== EXERCISE ==
Pictures are not part of the copy; repeat everything else in the records exactly.

== INFORMATION SUPPLIED ==

---+---

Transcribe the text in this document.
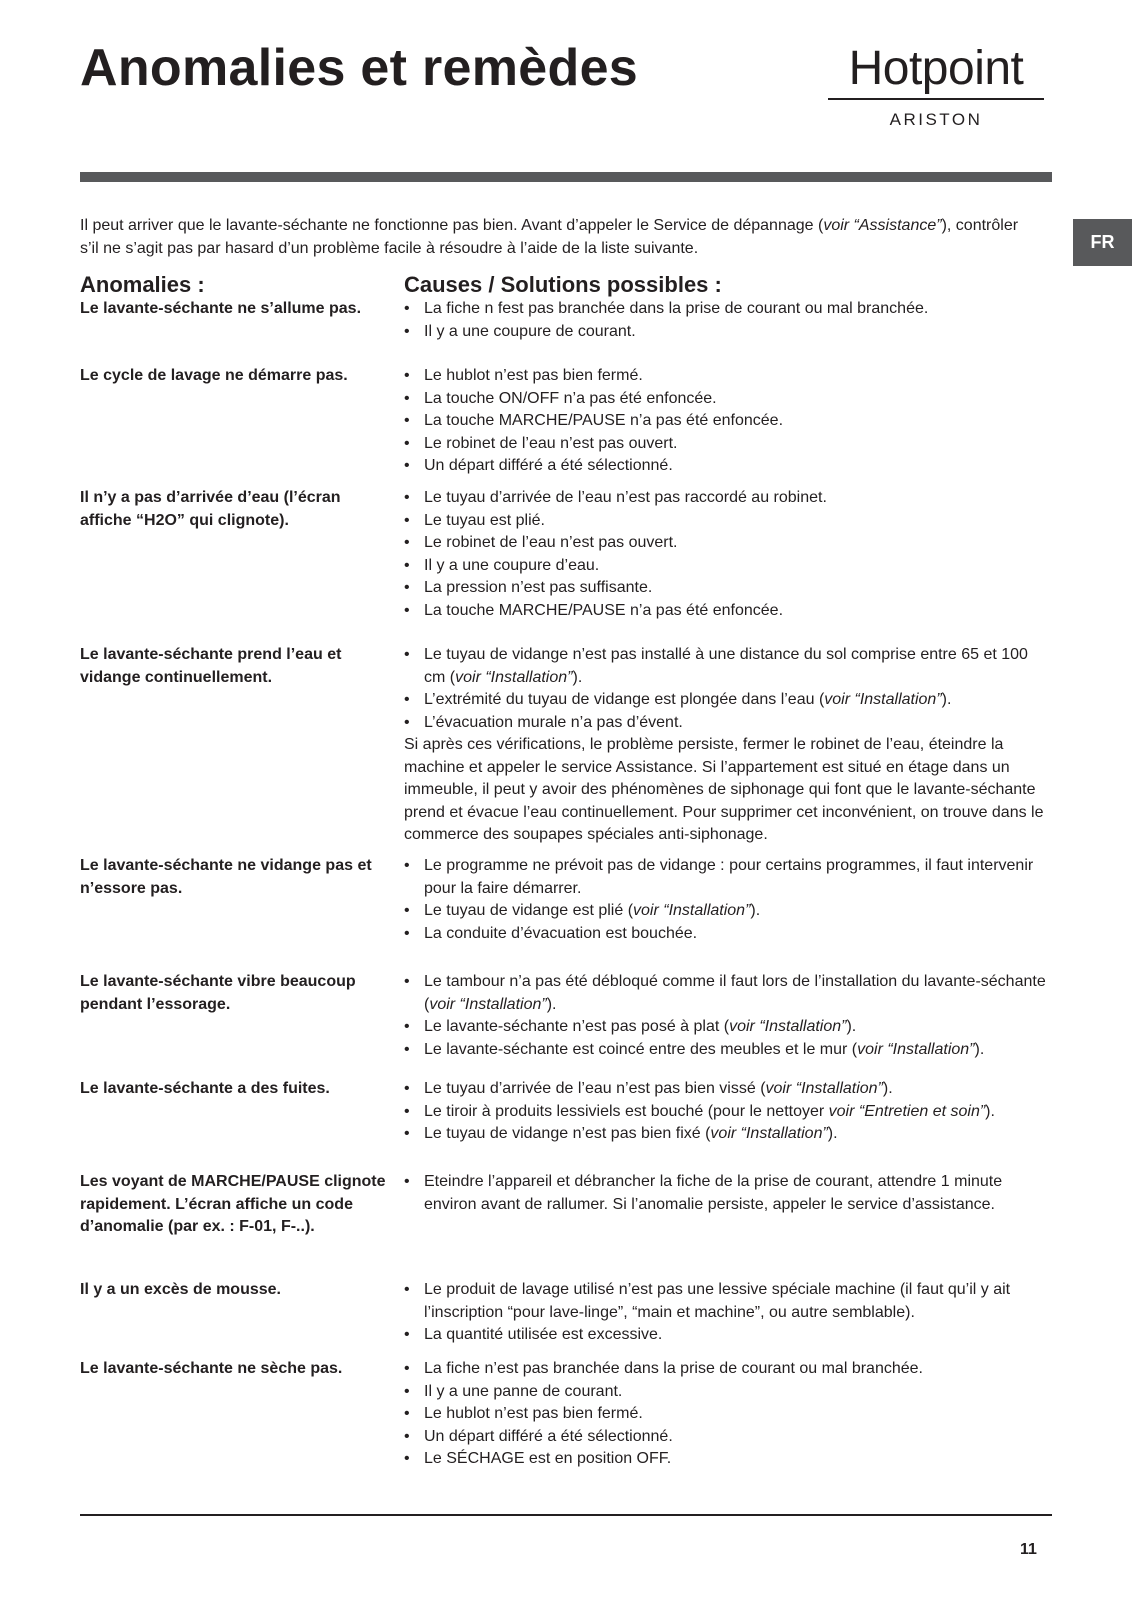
Anomalies et remèdes	Hotpoint
ARISTON
FR

Il peut arriver que le lavante-séchante ne fonctionne pas bien. Avant d’appeler le Service de dépannage (voir “Assistance”), contrôler s’il ne s’agit pas par hasard d’un problème facile à résoudre à l’aide de la liste suivante.

Anomalies :	Causes / Solutions possibles :
Le lavante-séchante ne s’allume pas.	• La fiche n fest pas branchée dans la prise de courant ou mal branchée.
• Il y a une coupure de courant.
Le cycle de lavage ne démarre pas.	• Le hublot n’est pas bien fermé.
• La touche ON/OFF n’a pas été enfoncée.
• La touche MARCHE/PAUSE n’a pas été enfoncée.
• Le robinet de l’eau n’est pas ouvert.
• Un départ différé a été sélectionné.
Il n’y a pas d’arrivée d’eau (l’écran affiche “H2O” qui clignote).
• Le tuyau d’arrivée de l’eau n’est pas raccordé au robinet.
• Le tuyau est plié.
• Le robinet de l’eau n’est pas ouvert.
• Il y a une coupure d’eau.
• La pression n’est pas suffisante.
• La touche MARCHE/PAUSE n’a pas été enfoncée.
Le lavante-séchante prend l’eau et vidange continuellement.
• Le tuyau de vidange n’est pas installé à une distance du sol comprise entre 65 et 100 cm (voir “Installation”).
• L’extrémité du tuyau de vidange est plongée dans l’eau (voir “Installation”).
• L’évacuation murale n’a pas d’évent.
Si après ces vérifications, le problème persiste, fermer le robinet de l’eau, éteindre la machine et appeler le service Assistance. Si l’appartement est situé en étage dans un immeuble, il peut y avoir des phénomènes de siphonage qui font que le lavante-séchante prend et évacue l’eau continuellement. Pour supprimer cet inconvénient, on trouve dans le commerce des soupapes spéciales anti-siphonage.
Le lavante-séchante ne vidange pas et n’essore pas.
• Le programme ne prévoit pas de vidange : pour certains programmes, il faut intervenir pour la faire démarrer.
• Le tuyau de vidange est plié (voir “Installation”).
• La conduite d’évacuation est bouchée.
Le lavante-séchante vibre beaucoup pendant l’essorage.
• Le tambour n’a pas été débloqué comme il faut lors de l’installation du lavante-séchante (voir “Installation”).
• Le lavante-séchante n’est pas posé à plat (voir “Installation”).
• Le lavante-séchante est coincé entre des meubles et le mur (voir “Installation”).
Le lavante-séchante a des fuites.	• Le tuyau d’arrivée de l’eau n’est pas bien vissé (voir “Installation”).
• Le tiroir à produits lessiviels est bouché (pour le nettoyer voir “Entretien et soin”).
• Le tuyau de vidange n’est pas bien fixé (voir “Installation”).
Les voyant de MARCHE/PAUSE clignote rapidement. L’écran affiche un code d’anomalie (par ex. : F-01, F-..).
• Eteindre l’appareil et débrancher la fiche de la prise de courant, attendre 1 minute environ avant de rallumer. Si l’anomalie persiste, appeler le service d’assistance.
Il y a un excès de mousse.	• Le produit de lavage utilisé n’est pas une lessive spéciale machine (il faut qu’il y ait l’inscription “pour lave-linge”, “main et machine”, ou autre semblable).
• La quantité utilisée est excessive.
Le lavante-séchante ne sèche pas.	• La fiche n’est pas branchée dans la prise de courant ou mal branchée.
• Il y a une panne de courant.
• Le hublot n’est pas bien fermé.
• Un départ différé a été sélectionné.
• Le SÉCHAGE est en position OFF.
11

---+---

== ANSWER TO THE PROBLEM ==
Transcribe the text in this document.
Anomalies et remèdes	Hotpoint
ARISTON
FR

Il peut arriver que le lavante-séchante ne fonctionne pas bien. Avant d’appeler le Service de dépannage (voir “Assistance”), contrôler s’il ne s’agit pas par hasard d’un problème facile à résoudre à l’aide de la liste suivante.

Anomalies :	Causes / Solutions possibles :
Le lavante-séchante ne s’allume pas.	• La fiche n fest pas branchée dans la prise de courant ou mal branchée.
• Il y a une coupure de courant.
Le cycle de lavage ne démarre pas.	• Le hublot n’est pas bien fermé.
• La touche ON/OFF n’a pas été enfoncée.
• La touche MARCHE/PAUSE n’a pas été enfoncée.
• Le robinet de l’eau n’est pas ouvert.
• Un départ différé a été sélectionné.
Il n’y a pas d’arrivée d’eau (l’écran affiche “H2O” qui clignote).
• Le tuyau d’arrivée de l’eau n’est pas raccordé au robinet.
• Le tuyau est plié.
• Le robinet de l’eau n’est pas ouvert.
• Il y a une coupure d’eau.
• La pression n’est pas suffisante.
• La touche MARCHE/PAUSE n’a pas été enfoncée.
Le lavante-séchante prend l’eau et vidange continuellement.
• Le tuyau de vidange n’est pas installé à une distance du sol comprise entre 65 et 100 cm (voir “Installation”).
• L’extrémité du tuyau de vidange est plongée dans l’eau (voir “Installation”).
• L’évacuation murale n’a pas d’évent.
Si après ces vérifications, le problème persiste, fermer le robinet de l’eau, éteindre la machine et appeler le service Assistance. Si l’appartement est situé en étage dans un immeuble, il peut y avoir des phénomènes de siphonage qui font que le lavante-séchante prend et évacue l’eau continuellement. Pour supprimer cet inconvénient, on trouve dans le commerce des soupapes spéciales anti-siphonage.
Le lavante-séchante ne vidange pas et n’essore pas.
• Le programme ne prévoit pas de vidange : pour certains programmes, il faut intervenir pour la faire démarrer.
• Le tuyau de vidange est plié (voir “Installation”).
• La conduite d’évacuation est bouchée.
Le lavante-séchante vibre beaucoup pendant l’essorage.
• Le tambour n’a pas été débloqué comme il faut lors de l’installation du lavante-séchante (voir “Installation”).
• Le lavante-séchante n’est pas posé à plat (voir “Installation”).
• Le lavante-séchante est coincé entre des meubles et le mur (voir “Installation”).
Le lavante-séchante a des fuites.	• Le tuyau d’arrivée de l’eau n’est pas bien vissé (voir “Installation”).
• Le tiroir à produits lessiviels est bouché (pour le nettoyer voir “Entretien et soin”).
• Le tuyau de vidange n’est pas bien fixé (voir “Installation”).
Les voyant de MARCHE/PAUSE clignote rapidement. L’écran affiche un code d’anomalie (par ex. : F-01, F-..).
• Eteindre l’appareil et débrancher la fiche de la prise de courant, attendre 1 minute environ avant de rallumer. Si l’anomalie persiste, appeler le service d’assistance.
Il y a un excès de mousse.	• Le produit de lavage utilisé n’est pas une lessive spéciale machine (il faut qu’il y ait l’inscription “pour lave-linge”, “main et machine”, ou autre semblable).
• La quantité utilisée est excessive.
Le lavante-séchante ne sèche pas.	• La fiche n’est pas branchée dans la prise de courant ou mal branchée.
• Il y a une panne de courant.
• Le hublot n’est pas bien fermé.
• Un départ différé a été sélectionné.
• Le SÉCHAGE est en position OFF.
11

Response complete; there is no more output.